_EXTRACTED INFORMATION:_
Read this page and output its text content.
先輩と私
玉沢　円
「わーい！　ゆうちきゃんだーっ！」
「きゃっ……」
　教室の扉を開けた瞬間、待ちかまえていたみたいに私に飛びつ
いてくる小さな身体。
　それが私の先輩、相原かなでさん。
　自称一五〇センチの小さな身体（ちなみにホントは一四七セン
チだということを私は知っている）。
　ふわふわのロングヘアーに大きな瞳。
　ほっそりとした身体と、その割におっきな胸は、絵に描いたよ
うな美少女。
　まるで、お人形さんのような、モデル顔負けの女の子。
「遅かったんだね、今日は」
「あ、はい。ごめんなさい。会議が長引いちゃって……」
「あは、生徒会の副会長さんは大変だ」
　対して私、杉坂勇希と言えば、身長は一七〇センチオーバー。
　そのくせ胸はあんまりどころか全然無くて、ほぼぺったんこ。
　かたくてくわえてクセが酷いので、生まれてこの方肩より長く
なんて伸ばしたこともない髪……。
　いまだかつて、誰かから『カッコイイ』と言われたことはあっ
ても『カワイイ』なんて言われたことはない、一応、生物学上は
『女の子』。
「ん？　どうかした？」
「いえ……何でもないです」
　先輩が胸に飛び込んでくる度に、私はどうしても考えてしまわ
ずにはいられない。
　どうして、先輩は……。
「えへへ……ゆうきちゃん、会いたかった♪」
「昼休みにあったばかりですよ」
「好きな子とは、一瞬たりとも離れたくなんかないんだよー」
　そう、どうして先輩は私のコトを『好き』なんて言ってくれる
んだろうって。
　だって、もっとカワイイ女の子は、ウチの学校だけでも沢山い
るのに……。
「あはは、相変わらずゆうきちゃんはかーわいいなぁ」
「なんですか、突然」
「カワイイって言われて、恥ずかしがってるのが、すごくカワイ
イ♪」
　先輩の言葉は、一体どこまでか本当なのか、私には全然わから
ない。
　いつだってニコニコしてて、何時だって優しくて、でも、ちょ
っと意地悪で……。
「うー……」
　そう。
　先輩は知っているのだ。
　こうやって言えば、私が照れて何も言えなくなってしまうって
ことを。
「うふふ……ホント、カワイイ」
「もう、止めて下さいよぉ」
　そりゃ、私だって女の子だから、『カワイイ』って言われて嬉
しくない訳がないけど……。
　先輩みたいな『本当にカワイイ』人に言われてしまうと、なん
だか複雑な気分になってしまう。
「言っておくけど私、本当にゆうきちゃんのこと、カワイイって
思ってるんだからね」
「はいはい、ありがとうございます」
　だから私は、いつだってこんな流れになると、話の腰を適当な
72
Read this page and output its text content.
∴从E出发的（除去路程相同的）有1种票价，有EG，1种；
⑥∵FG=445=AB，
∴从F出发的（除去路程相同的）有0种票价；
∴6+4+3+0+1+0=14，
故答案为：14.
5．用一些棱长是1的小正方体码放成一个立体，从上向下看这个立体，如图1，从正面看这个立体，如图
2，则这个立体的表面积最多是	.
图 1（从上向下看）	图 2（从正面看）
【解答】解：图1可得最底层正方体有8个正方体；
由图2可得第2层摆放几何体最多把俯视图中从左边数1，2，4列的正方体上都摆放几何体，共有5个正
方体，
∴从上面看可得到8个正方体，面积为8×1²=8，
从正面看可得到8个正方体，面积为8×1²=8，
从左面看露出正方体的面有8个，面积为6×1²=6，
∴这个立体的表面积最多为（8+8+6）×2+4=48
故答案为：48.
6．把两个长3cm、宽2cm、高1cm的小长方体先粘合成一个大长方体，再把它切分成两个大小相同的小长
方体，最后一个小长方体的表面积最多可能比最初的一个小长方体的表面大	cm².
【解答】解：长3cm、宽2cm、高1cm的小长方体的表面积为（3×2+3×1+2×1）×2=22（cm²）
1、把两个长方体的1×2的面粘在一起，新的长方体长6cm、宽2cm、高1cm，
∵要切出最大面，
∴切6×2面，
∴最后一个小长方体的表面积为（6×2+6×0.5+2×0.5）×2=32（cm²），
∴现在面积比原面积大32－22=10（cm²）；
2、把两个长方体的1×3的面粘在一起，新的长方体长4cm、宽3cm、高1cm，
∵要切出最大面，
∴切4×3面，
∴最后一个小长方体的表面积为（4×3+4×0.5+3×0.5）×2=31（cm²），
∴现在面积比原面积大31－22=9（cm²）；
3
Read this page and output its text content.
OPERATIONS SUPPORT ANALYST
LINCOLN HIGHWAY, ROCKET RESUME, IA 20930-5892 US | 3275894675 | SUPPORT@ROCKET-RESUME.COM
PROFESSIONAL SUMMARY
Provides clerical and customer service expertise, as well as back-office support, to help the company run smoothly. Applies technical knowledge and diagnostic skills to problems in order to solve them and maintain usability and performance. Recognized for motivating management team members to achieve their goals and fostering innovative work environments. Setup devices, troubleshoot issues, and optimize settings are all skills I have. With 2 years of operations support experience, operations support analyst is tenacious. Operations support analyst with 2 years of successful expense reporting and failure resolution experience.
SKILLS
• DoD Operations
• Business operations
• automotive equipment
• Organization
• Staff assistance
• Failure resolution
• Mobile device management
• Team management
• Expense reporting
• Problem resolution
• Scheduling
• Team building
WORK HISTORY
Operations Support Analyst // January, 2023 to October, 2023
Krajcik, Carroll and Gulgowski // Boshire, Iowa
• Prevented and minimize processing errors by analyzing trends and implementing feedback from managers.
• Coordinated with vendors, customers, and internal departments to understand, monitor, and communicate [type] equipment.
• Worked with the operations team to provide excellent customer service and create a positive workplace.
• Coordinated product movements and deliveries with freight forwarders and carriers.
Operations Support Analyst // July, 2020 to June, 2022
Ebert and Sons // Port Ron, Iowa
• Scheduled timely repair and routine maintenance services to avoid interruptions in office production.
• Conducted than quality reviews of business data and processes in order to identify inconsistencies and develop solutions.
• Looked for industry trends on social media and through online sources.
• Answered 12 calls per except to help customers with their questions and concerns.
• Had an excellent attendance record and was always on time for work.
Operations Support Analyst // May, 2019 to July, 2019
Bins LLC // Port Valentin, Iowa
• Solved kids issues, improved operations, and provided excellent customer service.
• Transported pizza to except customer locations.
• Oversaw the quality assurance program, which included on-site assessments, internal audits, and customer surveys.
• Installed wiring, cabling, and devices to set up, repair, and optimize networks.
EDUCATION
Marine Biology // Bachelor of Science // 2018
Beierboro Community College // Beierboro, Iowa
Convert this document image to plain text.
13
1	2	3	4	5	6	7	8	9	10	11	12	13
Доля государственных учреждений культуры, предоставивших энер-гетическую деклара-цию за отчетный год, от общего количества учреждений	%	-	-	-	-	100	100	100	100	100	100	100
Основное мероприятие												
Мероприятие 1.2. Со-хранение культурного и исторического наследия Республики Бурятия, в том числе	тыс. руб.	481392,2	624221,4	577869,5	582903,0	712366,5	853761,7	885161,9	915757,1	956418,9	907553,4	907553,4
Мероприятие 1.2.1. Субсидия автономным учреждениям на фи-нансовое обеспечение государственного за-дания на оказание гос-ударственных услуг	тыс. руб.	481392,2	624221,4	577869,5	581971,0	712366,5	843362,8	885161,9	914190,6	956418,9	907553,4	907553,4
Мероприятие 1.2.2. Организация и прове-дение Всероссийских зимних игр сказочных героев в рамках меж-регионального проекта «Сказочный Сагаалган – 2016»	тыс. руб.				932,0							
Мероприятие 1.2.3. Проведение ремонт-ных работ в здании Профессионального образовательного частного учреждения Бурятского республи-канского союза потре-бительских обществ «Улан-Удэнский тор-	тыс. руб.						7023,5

_WHAT YOU WILL DO:_
Each line from the one containing "Convert this document image to plain text." through the end of the entries, both included, is to be returned exactly, with no other lines.

_RESPONSE BELOW:_
Convert this document image to plain text.
13
1	2	3	4	5	6	7	8	9	10	11	12	13
Доля государственных учреждений культуры, предоставивших энер-гетическую деклара-цию за отчетный год, от общего количества учреждений	%	-	-	-	-	100	100	100	100	100	100	100
Основное мероприятие												
Мероприятие 1.2. Со-хранение культурного и исторического наследия Республики Бурятия, в том числе	тыс. руб.	481392,2	624221,4	577869,5	582903,0	712366,5	853761,7	885161,9	915757,1	956418,9	907553,4	907553,4
Мероприятие 1.2.1. Субсидия автономным учреждениям на фи-нансовое обеспечение государственного за-дания на оказание гос-ударственных услуг	тыс. руб.	481392,2	624221,4	577869,5	581971,0	712366,5	843362,8	885161,9	914190,6	956418,9	907553,4	907553,4
Мероприятие 1.2.2. Организация и прове-дение Всероссийских зимних игр сказочных героев в рамках меж-регионального проекта «Сказочный Сагаалган – 2016»	тыс. руб.				932,0							
Мероприятие 1.2.3. Проведение ремонт-ных работ в здании Профессионального образовательного частного учреждения Бурятского республи-канского союза потре-бительских обществ «Улан-Удэнский тор-	тыс. руб.						7023,5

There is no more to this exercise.